■ **TASK OBJECTIVE**
Copy the lines below as they are; omit the images they contain.

Figure record extracts:
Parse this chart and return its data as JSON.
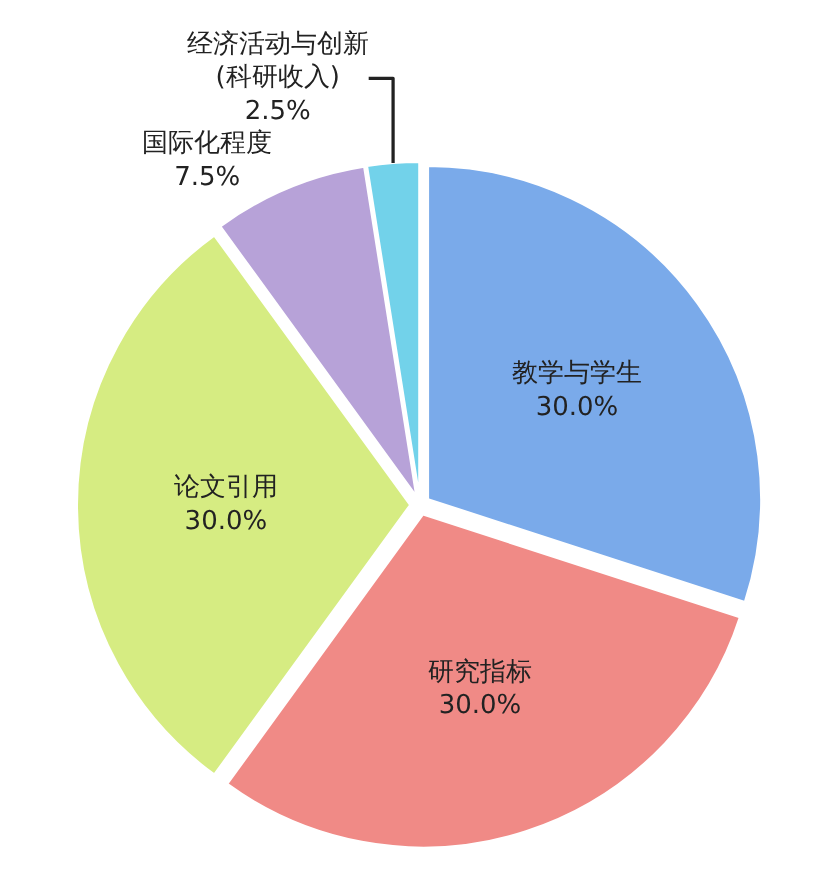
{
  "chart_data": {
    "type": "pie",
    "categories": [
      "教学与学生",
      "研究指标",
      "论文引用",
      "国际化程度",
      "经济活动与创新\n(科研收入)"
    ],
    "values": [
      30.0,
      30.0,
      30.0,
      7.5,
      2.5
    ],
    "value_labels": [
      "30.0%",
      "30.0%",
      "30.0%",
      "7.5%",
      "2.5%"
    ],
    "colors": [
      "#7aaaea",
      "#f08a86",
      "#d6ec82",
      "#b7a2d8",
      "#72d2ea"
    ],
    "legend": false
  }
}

■ **FULL OUTPUT**
Parse this chart and return its data as JSON.
{
  "chart_data": {
    "type": "pie",
    "categories": [
      "教学与学生",
      "研究指标",
      "论文引用",
      "国际化程度",
      "经济活动与创新\n(科研收入)"
    ],
    "values": [
      30.0,
      30.0,
      30.0,
      7.5,
      2.5
    ],
    "value_labels": [
      "30.0%",
      "30.0%",
      "30.0%",
      "7.5%",
      "2.5%"
    ],
    "colors": [
      "#7aaaea",
      "#f08a86",
      "#d6ec82",
      "#b7a2d8",
      "#72d2ea"
    ],
    "legend": false
  }
}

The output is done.